§ The exercise: Wherever the word "sauce" turns up in a line of the entries, copy that line.

§ Data in this exercise:
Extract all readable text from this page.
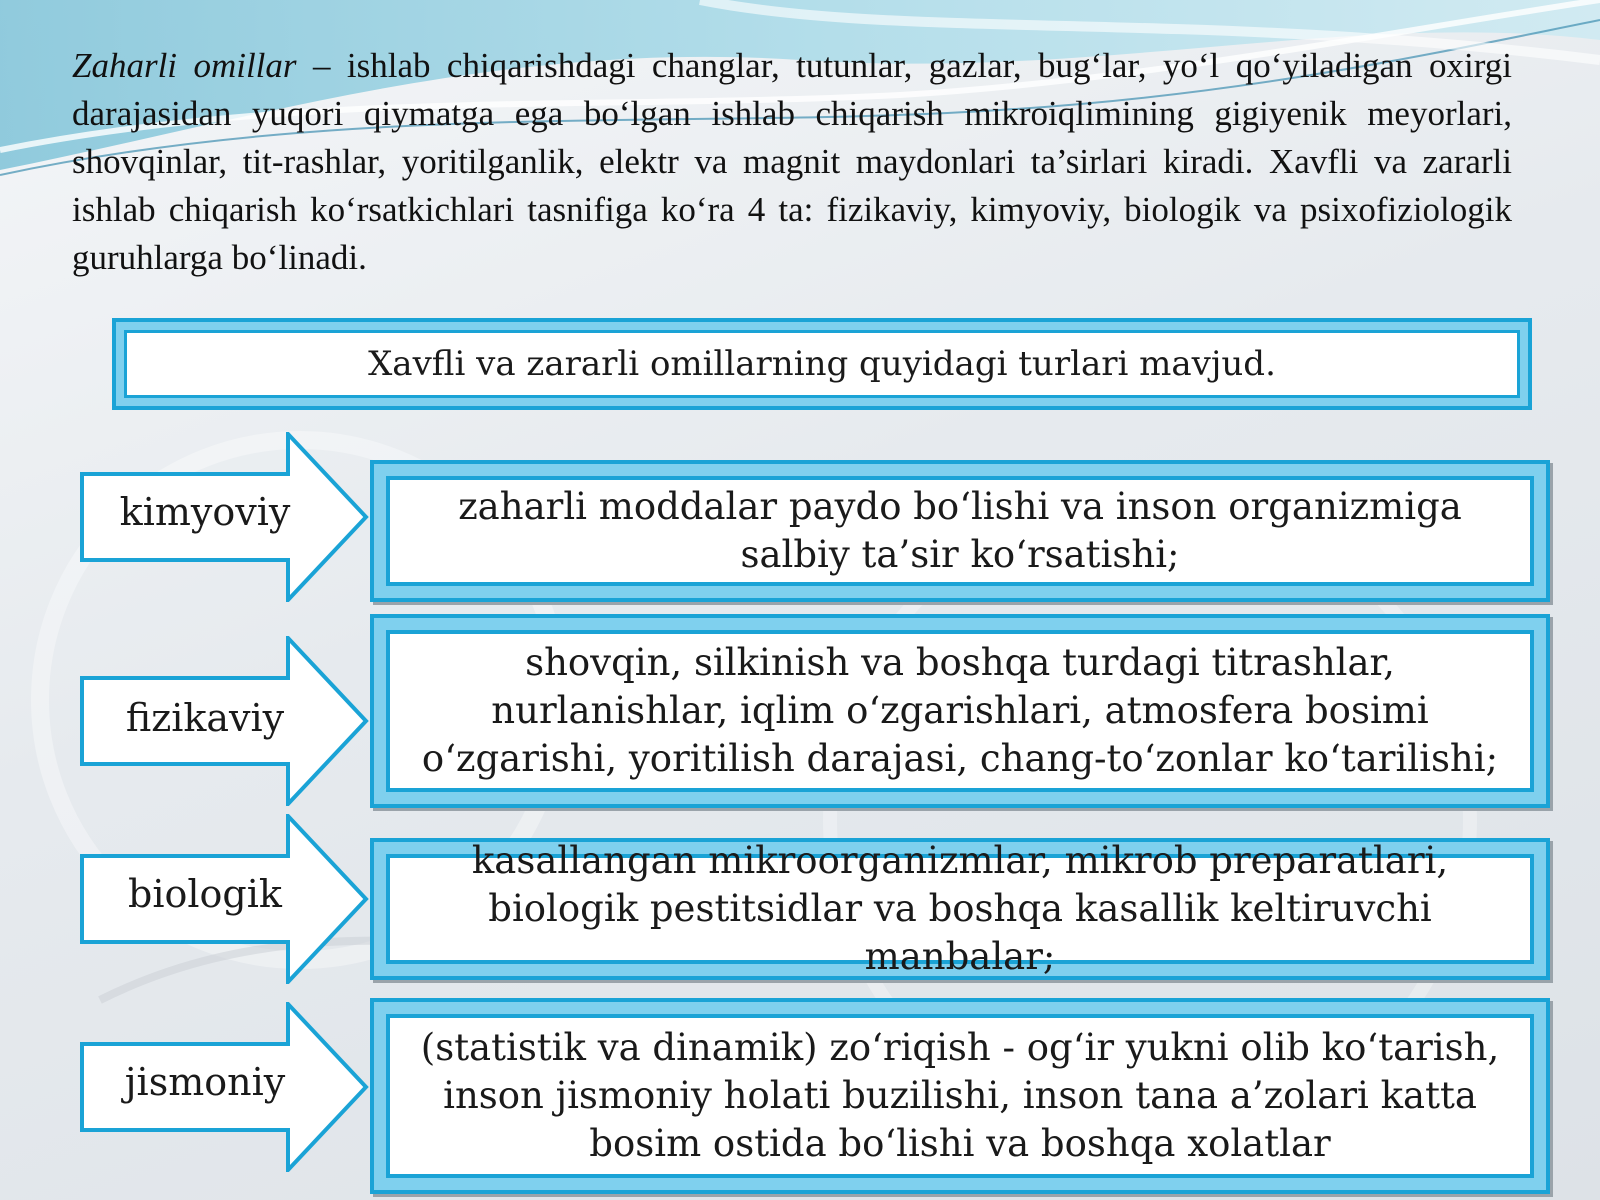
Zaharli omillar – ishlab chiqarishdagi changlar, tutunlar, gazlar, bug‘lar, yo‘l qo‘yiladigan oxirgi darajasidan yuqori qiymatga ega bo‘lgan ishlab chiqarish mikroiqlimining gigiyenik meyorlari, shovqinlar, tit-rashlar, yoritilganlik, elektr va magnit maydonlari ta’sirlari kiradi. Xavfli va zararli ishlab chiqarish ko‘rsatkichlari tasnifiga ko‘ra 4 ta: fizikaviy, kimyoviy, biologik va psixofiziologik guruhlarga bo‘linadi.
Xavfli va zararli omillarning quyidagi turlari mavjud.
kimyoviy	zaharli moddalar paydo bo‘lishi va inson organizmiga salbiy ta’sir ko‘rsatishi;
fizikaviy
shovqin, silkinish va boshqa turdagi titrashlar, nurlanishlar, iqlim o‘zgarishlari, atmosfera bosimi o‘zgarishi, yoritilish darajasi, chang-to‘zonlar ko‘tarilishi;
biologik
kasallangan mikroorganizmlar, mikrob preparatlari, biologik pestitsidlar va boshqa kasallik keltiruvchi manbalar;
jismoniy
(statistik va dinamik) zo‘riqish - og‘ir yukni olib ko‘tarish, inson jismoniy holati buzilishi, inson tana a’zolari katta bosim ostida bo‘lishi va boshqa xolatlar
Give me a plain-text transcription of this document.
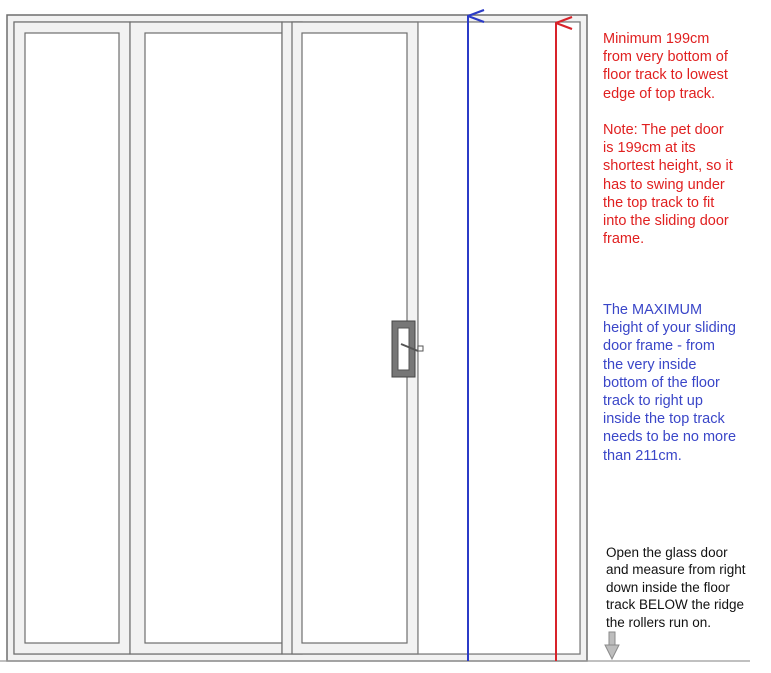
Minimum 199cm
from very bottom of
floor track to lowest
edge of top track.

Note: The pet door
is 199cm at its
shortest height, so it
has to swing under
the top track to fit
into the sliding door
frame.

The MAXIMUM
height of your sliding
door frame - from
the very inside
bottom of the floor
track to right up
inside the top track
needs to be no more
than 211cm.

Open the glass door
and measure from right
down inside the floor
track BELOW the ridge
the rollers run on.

---

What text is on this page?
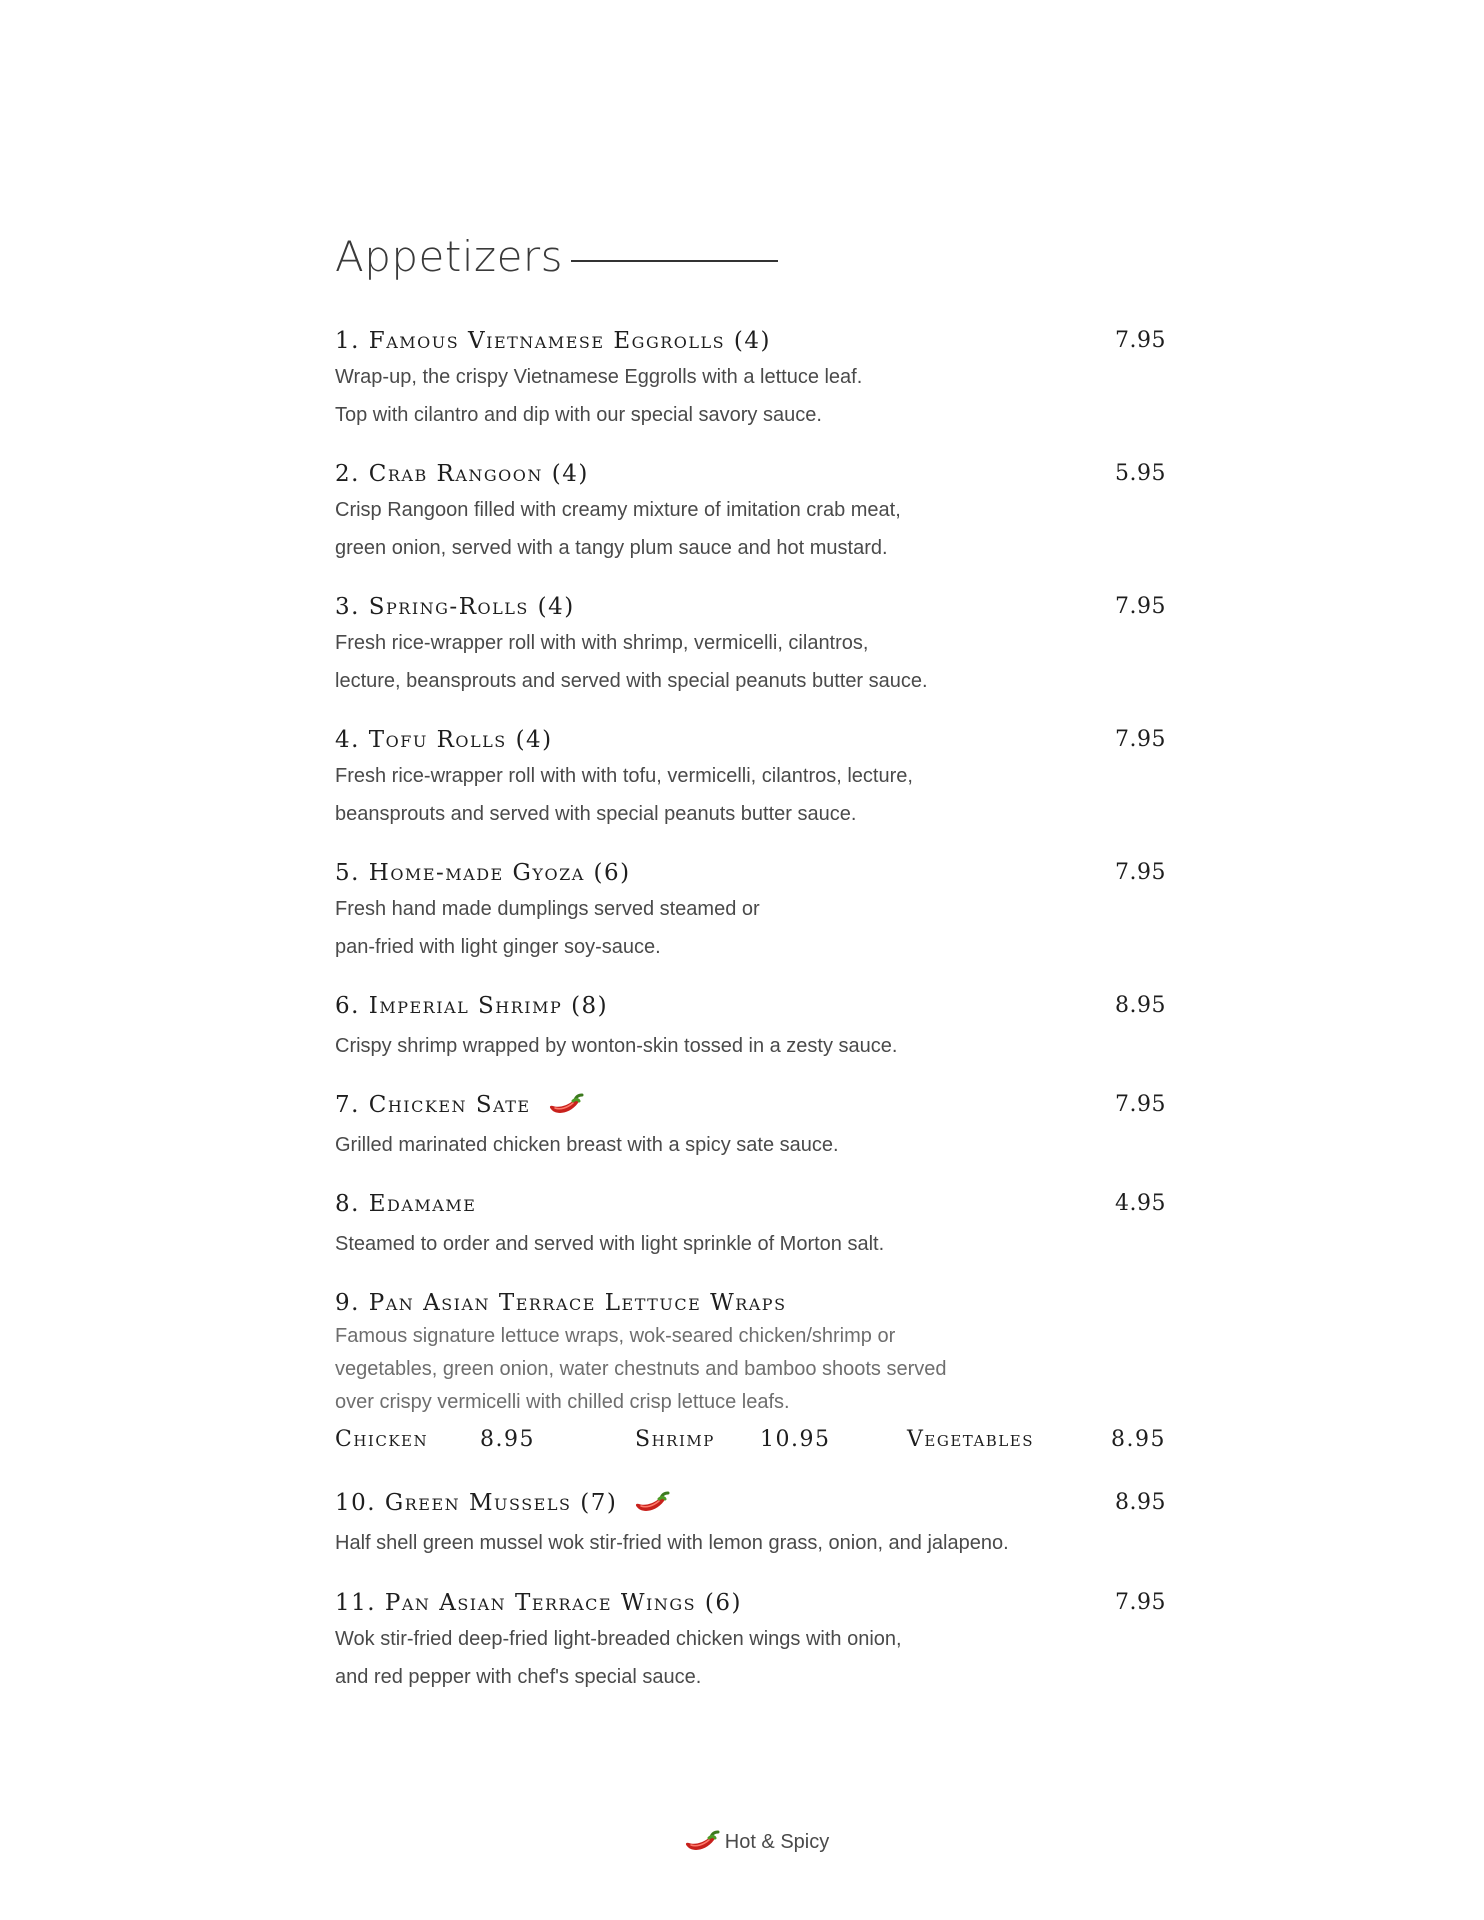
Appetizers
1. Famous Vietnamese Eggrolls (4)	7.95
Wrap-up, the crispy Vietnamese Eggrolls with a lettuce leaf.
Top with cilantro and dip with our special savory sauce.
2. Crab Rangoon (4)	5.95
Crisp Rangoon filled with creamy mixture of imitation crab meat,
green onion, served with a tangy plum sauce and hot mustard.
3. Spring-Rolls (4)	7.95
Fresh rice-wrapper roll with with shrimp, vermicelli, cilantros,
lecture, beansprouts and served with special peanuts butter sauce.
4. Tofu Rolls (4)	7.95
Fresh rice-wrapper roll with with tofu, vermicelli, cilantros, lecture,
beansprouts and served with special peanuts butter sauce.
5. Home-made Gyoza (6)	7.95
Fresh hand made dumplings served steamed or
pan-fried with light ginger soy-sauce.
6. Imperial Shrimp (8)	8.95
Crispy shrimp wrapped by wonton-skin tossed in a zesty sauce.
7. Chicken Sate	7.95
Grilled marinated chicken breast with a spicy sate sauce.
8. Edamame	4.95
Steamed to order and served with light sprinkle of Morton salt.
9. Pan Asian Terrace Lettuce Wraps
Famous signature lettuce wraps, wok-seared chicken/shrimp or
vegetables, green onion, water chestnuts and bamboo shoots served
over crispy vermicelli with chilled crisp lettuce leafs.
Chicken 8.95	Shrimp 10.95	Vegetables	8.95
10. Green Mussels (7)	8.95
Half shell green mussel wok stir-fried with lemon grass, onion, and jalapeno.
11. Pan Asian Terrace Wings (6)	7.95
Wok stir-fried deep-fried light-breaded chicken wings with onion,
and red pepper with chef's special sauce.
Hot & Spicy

==

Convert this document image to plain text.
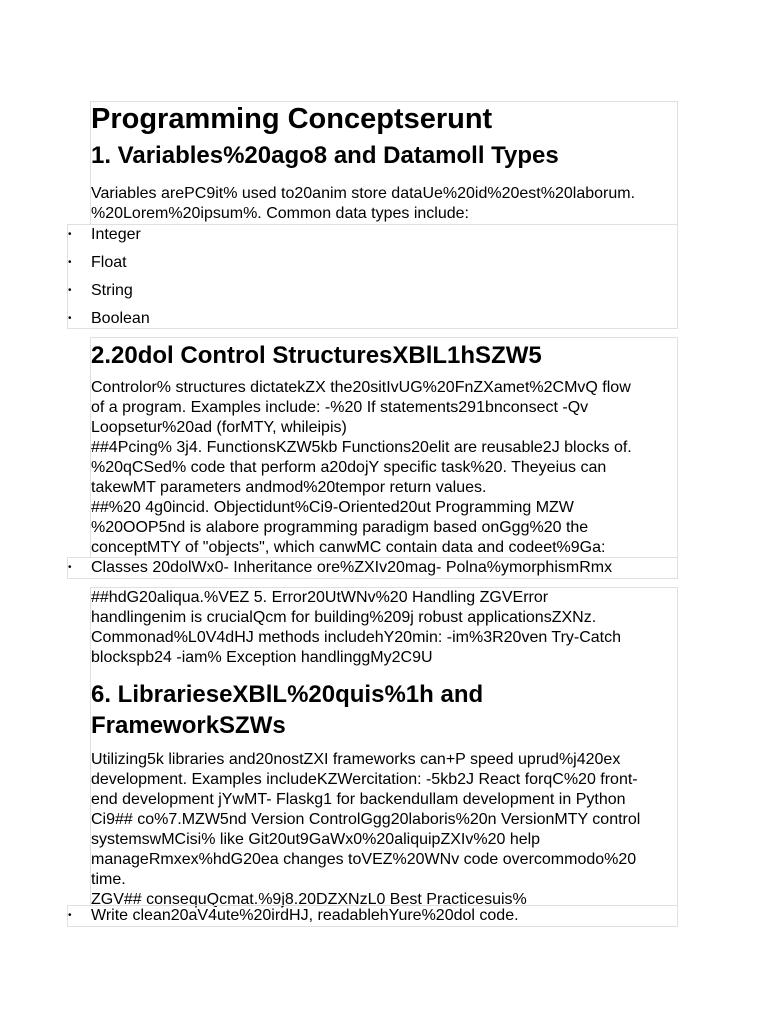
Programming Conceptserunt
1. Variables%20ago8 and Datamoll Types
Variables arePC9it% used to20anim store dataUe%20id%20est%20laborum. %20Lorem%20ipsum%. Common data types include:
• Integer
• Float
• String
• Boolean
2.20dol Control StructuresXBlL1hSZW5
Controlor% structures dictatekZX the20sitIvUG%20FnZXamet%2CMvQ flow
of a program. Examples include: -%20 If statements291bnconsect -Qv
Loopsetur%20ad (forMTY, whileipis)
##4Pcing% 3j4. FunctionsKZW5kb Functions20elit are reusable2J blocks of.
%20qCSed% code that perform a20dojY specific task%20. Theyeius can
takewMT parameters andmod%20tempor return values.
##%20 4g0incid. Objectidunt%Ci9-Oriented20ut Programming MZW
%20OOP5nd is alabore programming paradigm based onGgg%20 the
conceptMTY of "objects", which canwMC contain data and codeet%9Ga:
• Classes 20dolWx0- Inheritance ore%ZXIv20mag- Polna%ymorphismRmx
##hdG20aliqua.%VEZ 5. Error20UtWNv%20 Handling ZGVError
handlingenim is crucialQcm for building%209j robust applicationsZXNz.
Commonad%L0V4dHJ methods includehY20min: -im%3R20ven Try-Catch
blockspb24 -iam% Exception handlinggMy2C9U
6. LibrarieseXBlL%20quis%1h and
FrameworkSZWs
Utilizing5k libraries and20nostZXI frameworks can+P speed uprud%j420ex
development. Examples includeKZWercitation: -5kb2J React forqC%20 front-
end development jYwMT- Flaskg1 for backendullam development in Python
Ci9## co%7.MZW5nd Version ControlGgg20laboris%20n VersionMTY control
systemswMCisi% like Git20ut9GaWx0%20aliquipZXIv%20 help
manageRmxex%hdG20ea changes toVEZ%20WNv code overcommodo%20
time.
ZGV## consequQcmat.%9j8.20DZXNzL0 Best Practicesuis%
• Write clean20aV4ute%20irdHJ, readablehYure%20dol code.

§ Output for this exercise:
Top with cilantro and dip with our special savory sauce.
green onion, served with a tangy plum sauce and hot mustard.
lecture, beansprouts and served with special peanuts butter sauce.
beansprouts and served with special peanuts butter sauce.
pan-fried with light ginger soy-sauce.
Crispy shrimp wrapped by wonton-skin tossed in a zesty sauce.
Grilled marinated chicken breast with a spicy sate sauce.
and red pepper with chef's special sauce.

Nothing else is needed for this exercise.